◆ TASK STATEMENT:
Reproduce the passage on Alzheimer's drug research word for word, between "Work done in" and "progress was made.", inclusive.

◆ READING PASSAGE:
*** Block opens ***
Each center has expertise in “data science, computational biology, disease biology, structural biology, assay development, medicinal chemistry, pharmacology, and clinical science.” Dredging data seems like panning for gold, trying to find that rare nugget that no one could find without a Cray or Watson supercomputer. Reminds me of a William Gibson cyberpunk novel.
Folks have already been at this for awhile, for example linking certain herpes viruses with dementia, maybe finding some markers of inflammation, doing “in silico” (meaning computer-based) investigations and simulations. But it’s still far from the bedside.
One can see the rationale for these new centers’ missions. It implies that this was work that the AMP-AD couldn’t do, and seems to be yet another step in the process. After these new centers do their work, what’s the next step after that?
Work done in clinical trials has not been encouraging. There have been a number of failures published this year, but at least that shows how hard people were trying. The newly submitted NIH ADRD budget for 2021 still has “Translational and Clinical Interventions” at only 32 percent of the pie graph. Remember, the National Alzheimer’s Project Act date for the goal of having a working therapy is 2025.
Cummings, Ritter, and Zhong wrote a detailed and thoughtful review last year of the complexity of doing clinical trials in dementia. Cummings had written about potential repurposing targets before and this year wrote about doing combination trials, but I like to remind folks that the first combination trials in childhood leukemia were done over 60 years ago, by J. Burchenal and others. It was a simpler time to do trials, of course, but progress was made.
The NIA Alzheimer Clinical Trial Consortium (ACTC), announced 20 months ago, initially hoped to have $70 million over five years to support clinical trials at 35 institutional sites. Already existing was the NIA AD Research Centers (ADRC) and the AD Cooperative Study group (ADCS).
It’s a bit unclear to me if there’s an overall coordination or overlap in this alphabet soup, as listed on the NIA website. Even in this era of open access to data, news outlets have reported a lawsuit over data sharing. In contrast, as I’ve written before, cancer has about 2000 sites, run by the National Clinical Trials Network with a budget of $150 million, supporting 17,000 patients on trials.
All this begs the question: even if one of the new drug discovery centers identifies a strong target tomorrow, how soon can an agent be developed, and by whom, and who would run a trial to test it in humans, and when could it ever get to a person who might need it?
*** Block closes ***
◆ INPUT DATA:
*** Block opens ***
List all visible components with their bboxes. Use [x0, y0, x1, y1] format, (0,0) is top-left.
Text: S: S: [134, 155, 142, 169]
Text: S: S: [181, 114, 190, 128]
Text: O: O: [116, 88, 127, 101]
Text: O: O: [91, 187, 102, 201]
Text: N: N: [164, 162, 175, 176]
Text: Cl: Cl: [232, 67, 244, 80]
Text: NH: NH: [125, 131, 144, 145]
*** Block closes ***
◆ TASK ANSWER:
Work done in clinical trials has not been encouraging. There have been a number of failures published this year, but at least that shows how hard people were trying. The newly submitted NIH ADRD budget for 2021 still has “Translational and Clinical Interventions” at only 32 percent of the pie graph. Remember, the National Alzheimer’s Project Act date for the goal of having a working therapy is 2025.
Cummings, Ritter, and Zhong wrote a detailed and thoughtful review last year of the complexity of doing clinical trials in dementia. Cummings had written about potential repurposing targets before and this year wrote about doing combination trials, but I like to remind folks that the first combination trials in childhood leukemia were done over 60 years ago, by J. Burchenal and others. It was a simpler time to do trials, of course, but progress was made.